## Supplied information:
┏━━

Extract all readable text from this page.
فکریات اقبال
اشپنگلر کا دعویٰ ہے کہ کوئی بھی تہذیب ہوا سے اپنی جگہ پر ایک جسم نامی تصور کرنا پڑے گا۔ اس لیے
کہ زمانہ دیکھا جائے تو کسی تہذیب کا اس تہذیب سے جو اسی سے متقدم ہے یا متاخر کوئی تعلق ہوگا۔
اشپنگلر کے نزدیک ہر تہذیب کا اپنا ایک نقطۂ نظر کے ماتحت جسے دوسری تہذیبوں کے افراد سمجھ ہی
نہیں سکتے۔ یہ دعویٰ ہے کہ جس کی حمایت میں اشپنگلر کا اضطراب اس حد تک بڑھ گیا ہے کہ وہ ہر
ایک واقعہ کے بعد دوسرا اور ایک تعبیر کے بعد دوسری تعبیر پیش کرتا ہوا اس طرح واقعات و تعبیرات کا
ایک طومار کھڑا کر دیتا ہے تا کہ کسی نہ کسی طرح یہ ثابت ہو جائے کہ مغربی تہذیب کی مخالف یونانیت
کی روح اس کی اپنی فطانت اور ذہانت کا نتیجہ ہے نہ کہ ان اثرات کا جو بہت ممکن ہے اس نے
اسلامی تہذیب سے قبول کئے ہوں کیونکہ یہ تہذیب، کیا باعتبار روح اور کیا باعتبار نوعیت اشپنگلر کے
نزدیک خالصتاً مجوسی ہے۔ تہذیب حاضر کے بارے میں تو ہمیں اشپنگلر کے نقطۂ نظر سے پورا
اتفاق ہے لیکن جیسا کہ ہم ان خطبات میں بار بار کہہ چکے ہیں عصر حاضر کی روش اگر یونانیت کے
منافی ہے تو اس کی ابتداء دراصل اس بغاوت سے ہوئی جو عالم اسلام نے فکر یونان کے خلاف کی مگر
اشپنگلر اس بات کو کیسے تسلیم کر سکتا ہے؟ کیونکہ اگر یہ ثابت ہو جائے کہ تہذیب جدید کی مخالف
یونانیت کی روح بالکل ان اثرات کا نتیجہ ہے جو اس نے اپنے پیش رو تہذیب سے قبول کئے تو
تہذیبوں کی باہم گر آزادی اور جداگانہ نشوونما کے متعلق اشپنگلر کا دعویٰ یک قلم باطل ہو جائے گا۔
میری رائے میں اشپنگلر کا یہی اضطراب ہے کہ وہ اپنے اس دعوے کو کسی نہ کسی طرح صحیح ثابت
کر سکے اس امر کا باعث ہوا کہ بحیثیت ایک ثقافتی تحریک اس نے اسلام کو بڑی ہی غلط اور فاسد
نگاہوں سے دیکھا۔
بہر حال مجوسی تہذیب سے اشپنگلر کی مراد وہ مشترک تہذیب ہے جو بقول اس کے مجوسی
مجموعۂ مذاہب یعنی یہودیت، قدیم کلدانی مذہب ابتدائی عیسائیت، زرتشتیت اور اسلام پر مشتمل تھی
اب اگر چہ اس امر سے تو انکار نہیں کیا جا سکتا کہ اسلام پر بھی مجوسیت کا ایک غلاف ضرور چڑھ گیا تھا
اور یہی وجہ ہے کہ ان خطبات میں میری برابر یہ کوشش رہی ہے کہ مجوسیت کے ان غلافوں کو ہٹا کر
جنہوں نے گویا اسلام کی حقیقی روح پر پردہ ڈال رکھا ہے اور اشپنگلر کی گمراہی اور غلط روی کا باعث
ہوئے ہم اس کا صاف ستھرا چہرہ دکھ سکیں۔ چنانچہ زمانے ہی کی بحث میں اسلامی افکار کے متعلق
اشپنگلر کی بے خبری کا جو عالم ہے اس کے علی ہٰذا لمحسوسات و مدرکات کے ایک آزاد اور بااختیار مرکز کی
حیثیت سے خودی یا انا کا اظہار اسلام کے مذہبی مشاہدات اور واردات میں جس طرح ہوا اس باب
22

┗━━

## Task:
Among the lines above, determine how many hold the word "دعوی"; report the figure alone.

## Correct answer:
3